>> START Data shown

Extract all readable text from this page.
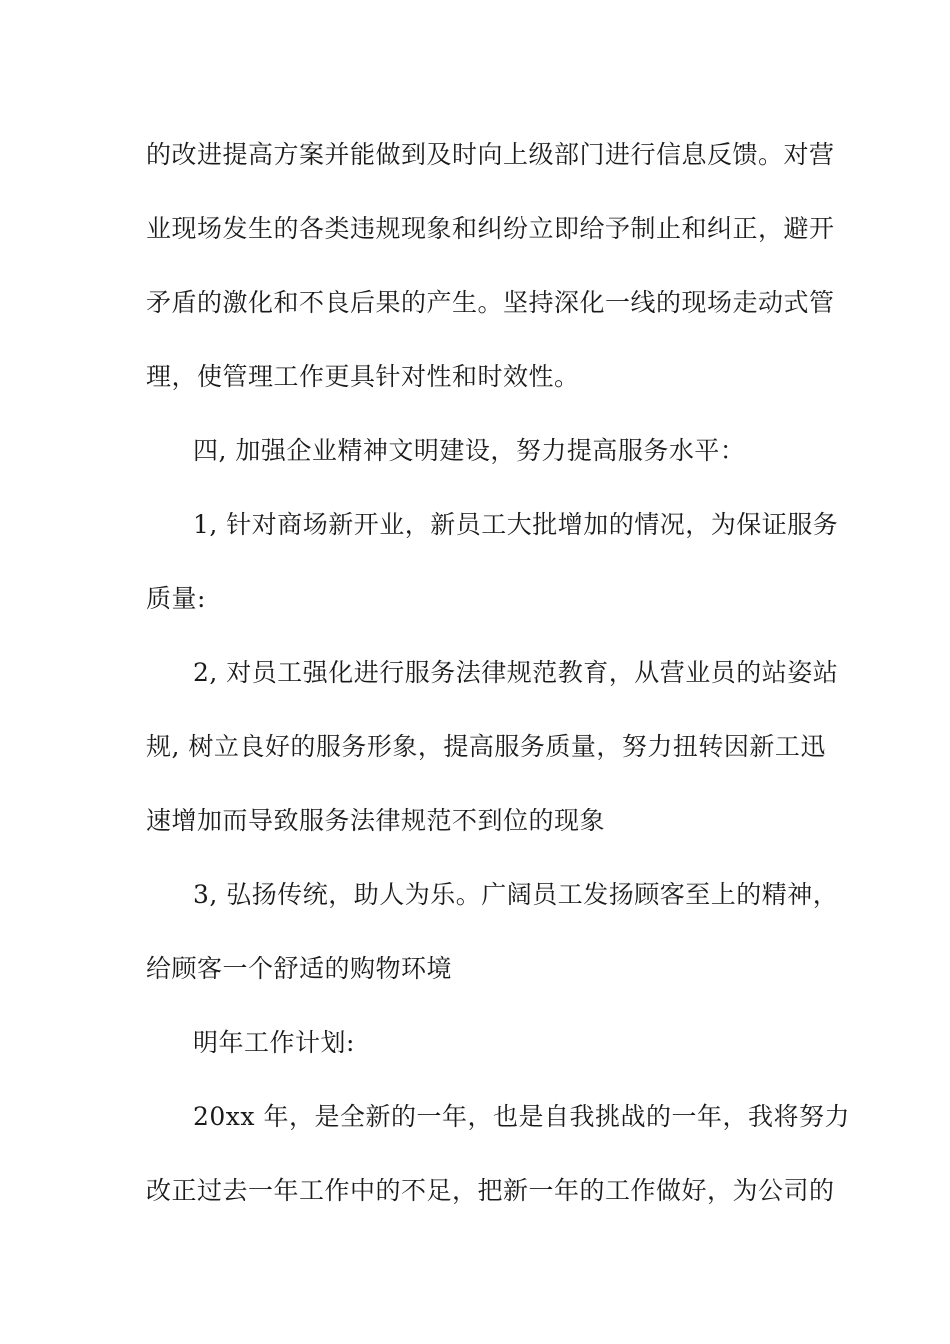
的改进提高方案并能做到及时向上级部门进行信息反馈。对营
业现场发生的各类违规现象和纠纷立即给予制止和纠正，避开
矛盾的激化和不良后果的产生。坚持深化一线的现场走动式管
理，使管理工作更具针对性和时效性。
四, 加强企业精神文明建设，努力提高服务水平：
1, 针对商场新开业，新员工大批增加的情况，为保证服务
质量:
2, 对员工强化进行服务法律规范教育，从营业员的站姿站
规, 树立良好的服务形象，提高服务质量，努力扭转因新工迅
速增加而导致服务法律规范不到位的现象
3, 弘扬传统，助人为乐。广阔员工发扬顾客至上的精神，
给顾客一个舒适的购物环境
明年工作计划:
20xx 年，是全新的一年，也是自我挑战的一年，我将努力
改正过去一年工作中的不足，把新一年的工作做好，为公司的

>> END Data shown

Written task ▸ Extract the full listing above verbatim; pictures are to be left out of the copy.

Finished task ▸
Extract all readable text from this page.
的改进提高方案并能做到及时向上级部门进行信息反馈。对营
业现场发生的各类违规现象和纠纷立即给予制止和纠正，避开
矛盾的激化和不良后果的产生。坚持深化一线的现场走动式管
理，使管理工作更具针对性和时效性。
四, 加强企业精神文明建设，努力提高服务水平：
1, 针对商场新开业，新员工大批增加的情况，为保证服务
质量:
2, 对员工强化进行服务法律规范教育，从营业员的站姿站
规, 树立良好的服务形象，提高服务质量，努力扭转因新工迅
速增加而导致服务法律规范不到位的现象
3, 弘扬传统，助人为乐。广阔员工发扬顾客至上的精神，
给顾客一个舒适的购物环境
明年工作计划:
20xx 年，是全新的一年，也是自我挑战的一年，我将努力
改正过去一年工作中的不足，把新一年的工作做好，为公司的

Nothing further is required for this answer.